EXERCISE BRIEF
Copy the data exactly as it appears, and do not include any pictures.

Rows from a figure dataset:
= = = = = = =

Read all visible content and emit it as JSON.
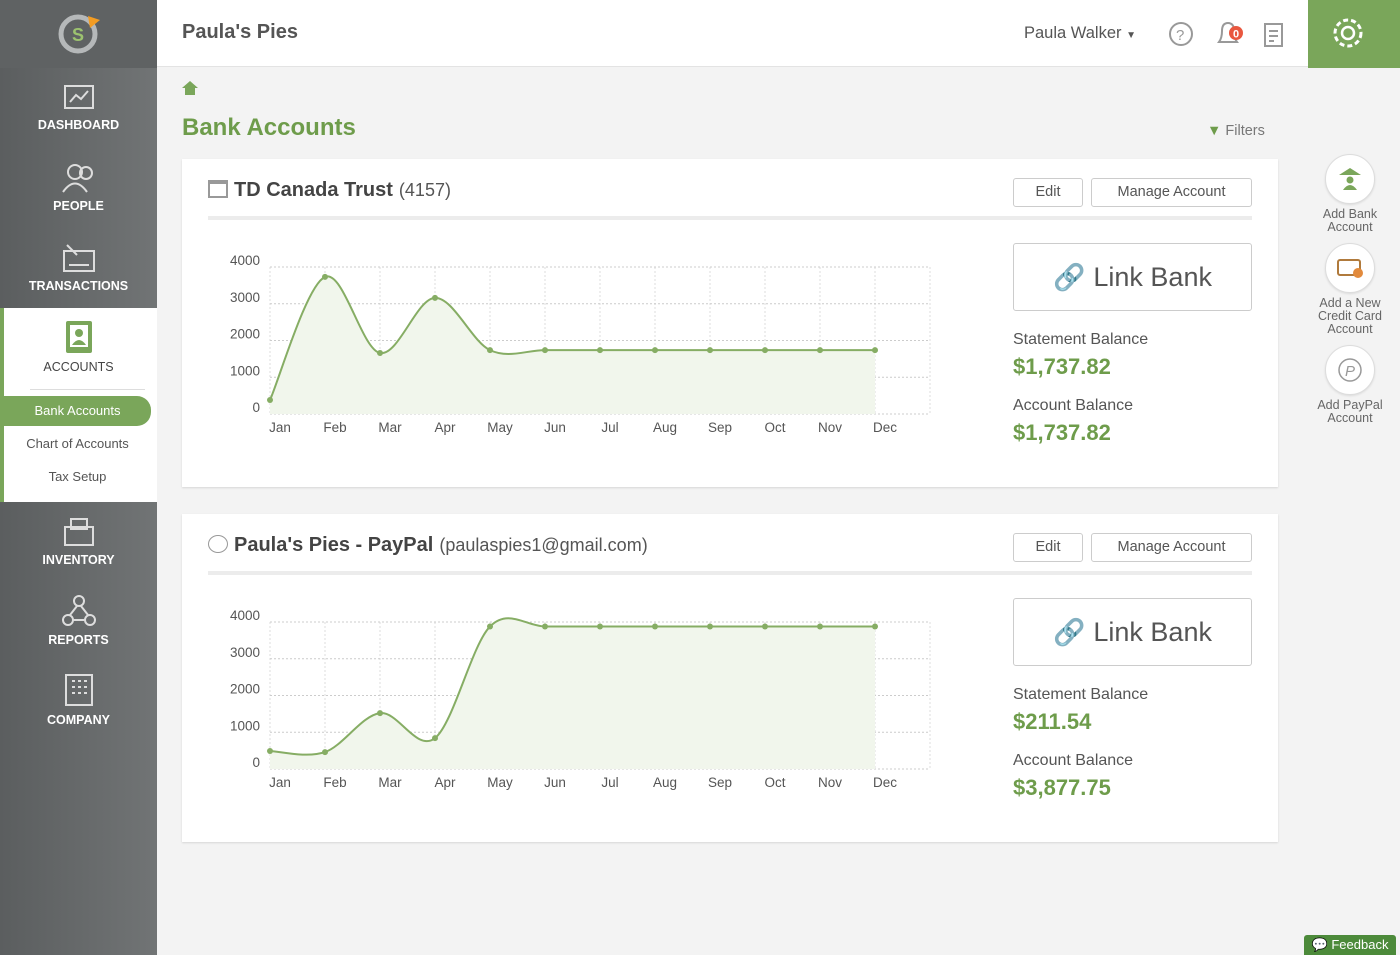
{
  "header": {
    "company": "Paula's Pies",
    "user": "Paula Walker",
    "notifications": 0
  },
  "sidebar": {
    "nav": [
      "DASHBOARD",
      "PEOPLE",
      "TRANSACTIONS",
      "ACCOUNTS",
      "INVENTORY",
      "REPORTS",
      "COMPANY"
    ],
    "subnav": [
      "Bank Accounts",
      "Chart of Accounts",
      "Tax Setup"
    ]
  },
  "page": {
    "title": "Bank Accounts",
    "filters": "Filters"
  },
  "accounts": [
    {
      "name": "TD Canada Trust",
      "detail": "(4157)",
      "edit": "Edit",
      "manage": "Manage Account",
      "link": "Link Bank",
      "statement_label": "Statement Balance",
      "statement_balance": "$1,737.82",
      "account_label": "Account Balance",
      "account_balance": "$1,737.82",
      "chart": {
        "type": "line",
        "color": "#86ad64",
        "categories": [
          "Jan",
          "Feb",
          "Mar",
          "Apr",
          "May",
          "Jun",
          "Jul",
          "Aug",
          "Sep",
          "Oct",
          "Nov",
          "Dec"
        ],
        "values": [
          380,
          3730,
          1660,
          3160,
          1737.82,
          1737.82,
          1737.82,
          1737.82,
          1737.82,
          1737.82,
          1737.82,
          1737.82
        ],
        "ylim": [
          0,
          4000
        ],
        "yticks": [
          0,
          1000,
          2000,
          3000,
          4000
        ],
        "grid": true
      }
    },
    {
      "name": "Paula's Pies - PayPal",
      "detail": "(paulaspies1@gmail.com)",
      "edit": "Edit",
      "manage": "Manage Account",
      "link": "Link Bank",
      "statement_label": "Statement Balance",
      "statement_balance": "$211.54",
      "account_label": "Account Balance",
      "account_balance": "$3,877.75",
      "chart": {
        "type": "line",
        "color": "#86ad64",
        "categories": [
          "Jan",
          "Feb",
          "Mar",
          "Apr",
          "May",
          "Jun",
          "Jul",
          "Aug",
          "Sep",
          "Oct",
          "Nov",
          "Dec"
        ],
        "values": [
          490,
          460,
          1520,
          840,
          3877.75,
          3877.75,
          3877.75,
          3877.75,
          3877.75,
          3877.75,
          3877.75,
          3877.75
        ],
        "ylim": [
          0,
          4000
        ],
        "yticks": [
          0,
          1000,
          2000,
          3000,
          4000
        ],
        "grid": true
      }
    }
  ],
  "actions": [
    "Add Bank Account",
    "Add a New Credit Card Account",
    "Add PayPal Account"
  ],
  "feedback": "Feedback"
}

= = = = = = =

RESULT
Read all visible content and emit it as JSON.
{
  "header": {
    "company": "Paula's Pies",
    "user": "Paula Walker",
    "notifications": 0
  },
  "sidebar": {
    "nav": [
      "DASHBOARD",
      "PEOPLE",
      "TRANSACTIONS",
      "ACCOUNTS",
      "INVENTORY",
      "REPORTS",
      "COMPANY"
    ],
    "subnav": [
      "Bank Accounts",
      "Chart of Accounts",
      "Tax Setup"
    ]
  },
  "page": {
    "title": "Bank Accounts",
    "filters": "Filters"
  },
  "accounts": [
    {
      "name": "TD Canada Trust",
      "detail": "(4157)",
      "edit": "Edit",
      "manage": "Manage Account",
      "link": "Link Bank",
      "statement_label": "Statement Balance",
      "statement_balance": "$1,737.82",
      "account_label": "Account Balance",
      "account_balance": "$1,737.82",
      "chart": {
        "type": "line",
        "color": "#86ad64",
        "categories": [
          "Jan",
          "Feb",
          "Mar",
          "Apr",
          "May",
          "Jun",
          "Jul",
          "Aug",
          "Sep",
          "Oct",
          "Nov",
          "Dec"
        ],
        "values": [
          380,
          3730,
          1660,
          3160,
          1737.82,
          1737.82,
          1737.82,
          1737.82,
          1737.82,
          1737.82,
          1737.82,
          1737.82
        ],
        "ylim": [
          0,
          4000
        ],
        "yticks": [
          0,
          1000,
          2000,
          3000,
          4000
        ],
        "grid": true
      }
    },
    {
      "name": "Paula's Pies - PayPal",
      "detail": "(paulaspies1@gmail.com)",
      "edit": "Edit",
      "manage": "Manage Account",
      "link": "Link Bank",
      "statement_label": "Statement Balance",
      "statement_balance": "$211.54",
      "account_label": "Account Balance",
      "account_balance": "$3,877.75",
      "chart": {
        "type": "line",
        "color": "#86ad64",
        "categories": [
          "Jan",
          "Feb",
          "Mar",
          "Apr",
          "May",
          "Jun",
          "Jul",
          "Aug",
          "Sep",
          "Oct",
          "Nov",
          "Dec"
        ],
        "values": [
          490,
          460,
          1520,
          840,
          3877.75,
          3877.75,
          3877.75,
          3877.75,
          3877.75,
          3877.75,
          3877.75,
          3877.75
        ],
        "ylim": [
          0,
          4000
        ],
        "yticks": [
          0,
          1000,
          2000,
          3000,
          4000
        ],
        "grid": true
      }
    }
  ],
  "actions": [
    "Add Bank Account",
    "Add a New Credit Card Account",
    "Add PayPal Account"
  ],
  "feedback": "Feedback"
}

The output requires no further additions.